▶ [TASK GOAL] How many lines of the data include the string "Interface"? State the number and nothing else.
+++ RECORDS TO PROCESS +++
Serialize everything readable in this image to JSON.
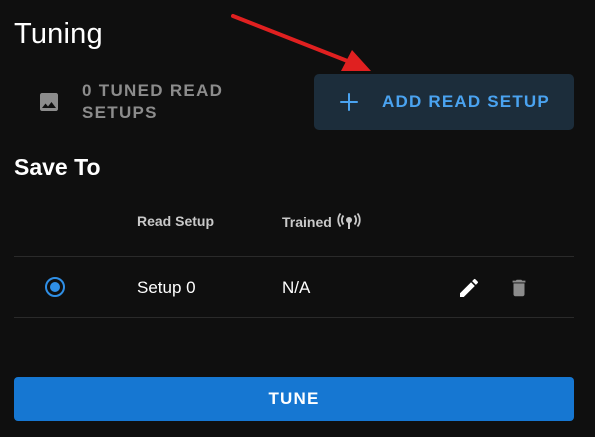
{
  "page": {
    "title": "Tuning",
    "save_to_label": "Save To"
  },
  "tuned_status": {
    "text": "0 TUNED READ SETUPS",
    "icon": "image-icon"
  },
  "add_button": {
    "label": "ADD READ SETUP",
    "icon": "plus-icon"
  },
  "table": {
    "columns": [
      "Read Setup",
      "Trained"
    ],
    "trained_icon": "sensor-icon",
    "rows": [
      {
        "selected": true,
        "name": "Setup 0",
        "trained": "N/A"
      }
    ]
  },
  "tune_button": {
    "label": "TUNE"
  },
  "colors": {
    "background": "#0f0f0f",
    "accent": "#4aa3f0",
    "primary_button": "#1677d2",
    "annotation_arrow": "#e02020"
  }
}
+++
+++ RECORDS TO PROCESS +++
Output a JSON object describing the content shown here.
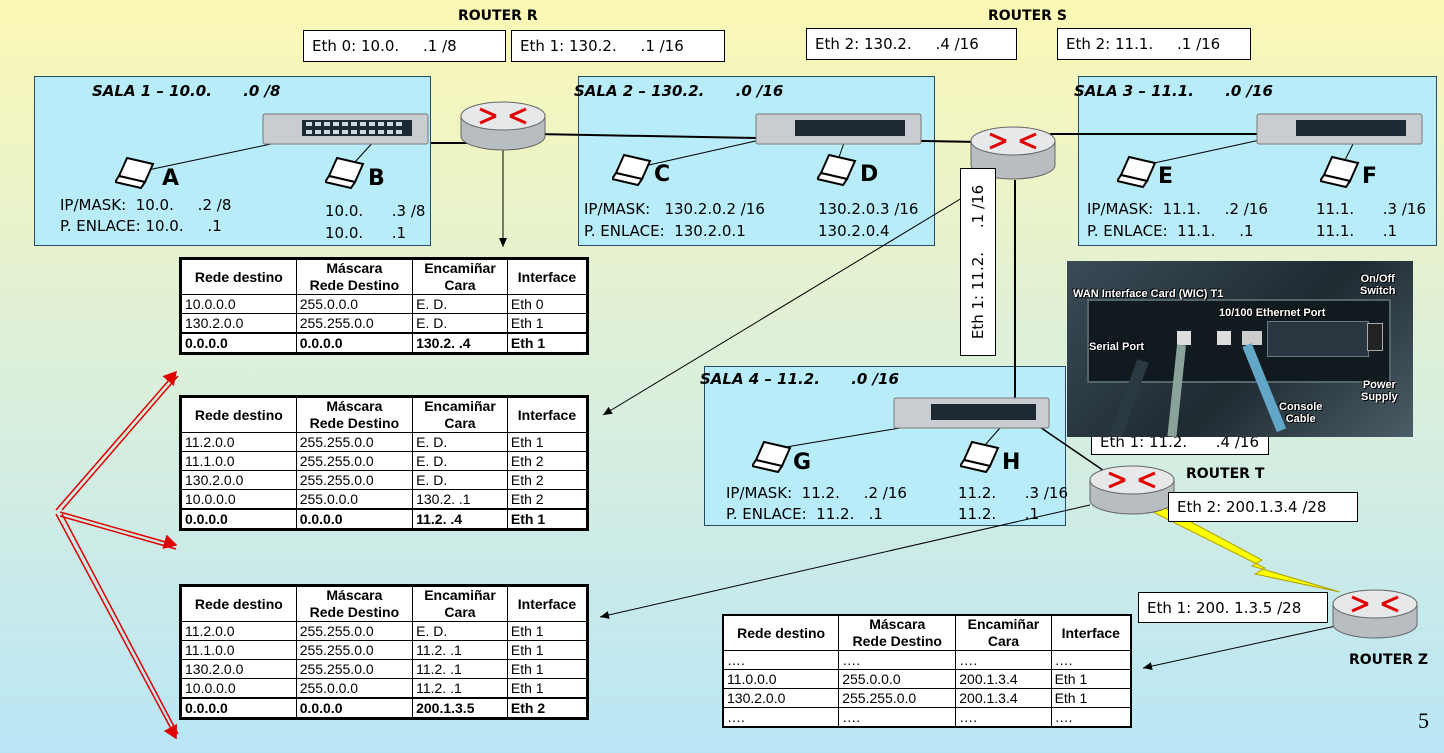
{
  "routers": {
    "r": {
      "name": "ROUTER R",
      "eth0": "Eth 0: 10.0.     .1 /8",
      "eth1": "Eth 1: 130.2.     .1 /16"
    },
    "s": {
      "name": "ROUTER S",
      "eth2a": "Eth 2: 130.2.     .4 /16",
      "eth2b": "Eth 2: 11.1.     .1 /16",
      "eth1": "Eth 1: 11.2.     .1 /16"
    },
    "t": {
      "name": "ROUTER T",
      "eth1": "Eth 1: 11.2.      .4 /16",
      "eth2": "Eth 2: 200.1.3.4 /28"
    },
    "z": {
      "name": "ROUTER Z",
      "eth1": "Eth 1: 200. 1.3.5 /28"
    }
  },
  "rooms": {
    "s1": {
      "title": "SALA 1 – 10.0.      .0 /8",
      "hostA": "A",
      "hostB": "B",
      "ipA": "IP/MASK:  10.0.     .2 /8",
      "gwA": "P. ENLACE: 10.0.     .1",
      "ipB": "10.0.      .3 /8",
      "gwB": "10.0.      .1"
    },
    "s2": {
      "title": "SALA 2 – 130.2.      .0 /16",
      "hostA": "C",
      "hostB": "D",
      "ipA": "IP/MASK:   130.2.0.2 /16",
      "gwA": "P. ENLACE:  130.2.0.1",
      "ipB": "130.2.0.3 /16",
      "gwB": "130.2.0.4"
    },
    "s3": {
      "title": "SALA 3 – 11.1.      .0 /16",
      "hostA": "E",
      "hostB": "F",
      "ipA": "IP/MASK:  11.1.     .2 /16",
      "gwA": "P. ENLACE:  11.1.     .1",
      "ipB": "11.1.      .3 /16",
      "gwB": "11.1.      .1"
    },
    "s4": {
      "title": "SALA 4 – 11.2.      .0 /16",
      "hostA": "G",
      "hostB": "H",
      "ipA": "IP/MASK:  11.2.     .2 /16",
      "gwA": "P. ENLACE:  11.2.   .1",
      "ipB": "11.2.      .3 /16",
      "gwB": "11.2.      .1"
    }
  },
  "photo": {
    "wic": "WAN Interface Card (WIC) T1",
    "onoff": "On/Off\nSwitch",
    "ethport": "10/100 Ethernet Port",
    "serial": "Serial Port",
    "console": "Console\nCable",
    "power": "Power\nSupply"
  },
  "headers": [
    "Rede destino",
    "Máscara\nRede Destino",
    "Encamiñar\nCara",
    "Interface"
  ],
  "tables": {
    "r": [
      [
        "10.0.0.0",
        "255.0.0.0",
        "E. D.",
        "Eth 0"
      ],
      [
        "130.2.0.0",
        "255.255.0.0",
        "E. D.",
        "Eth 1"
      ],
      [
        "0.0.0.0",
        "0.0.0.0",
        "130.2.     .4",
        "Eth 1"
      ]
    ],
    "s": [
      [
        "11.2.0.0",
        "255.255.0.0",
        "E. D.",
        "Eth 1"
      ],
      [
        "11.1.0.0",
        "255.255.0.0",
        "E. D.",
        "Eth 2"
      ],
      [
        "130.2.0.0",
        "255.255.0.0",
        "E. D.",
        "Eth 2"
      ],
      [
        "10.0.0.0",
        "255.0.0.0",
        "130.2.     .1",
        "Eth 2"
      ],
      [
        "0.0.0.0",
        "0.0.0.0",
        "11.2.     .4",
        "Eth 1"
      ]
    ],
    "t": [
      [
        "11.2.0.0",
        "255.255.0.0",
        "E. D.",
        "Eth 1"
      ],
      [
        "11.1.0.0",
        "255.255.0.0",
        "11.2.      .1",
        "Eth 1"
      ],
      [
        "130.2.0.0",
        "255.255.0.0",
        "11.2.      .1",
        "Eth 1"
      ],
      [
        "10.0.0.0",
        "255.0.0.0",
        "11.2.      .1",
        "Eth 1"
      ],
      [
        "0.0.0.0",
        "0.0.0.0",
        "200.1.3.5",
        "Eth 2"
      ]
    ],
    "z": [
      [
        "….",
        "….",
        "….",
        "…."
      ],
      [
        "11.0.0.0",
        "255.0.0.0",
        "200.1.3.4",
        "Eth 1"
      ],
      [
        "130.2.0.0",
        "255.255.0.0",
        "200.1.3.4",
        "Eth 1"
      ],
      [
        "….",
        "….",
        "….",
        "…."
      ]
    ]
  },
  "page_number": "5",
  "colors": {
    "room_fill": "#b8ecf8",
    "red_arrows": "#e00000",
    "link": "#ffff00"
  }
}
+++
▶ [SOLUTION FOR THIS TASK] 2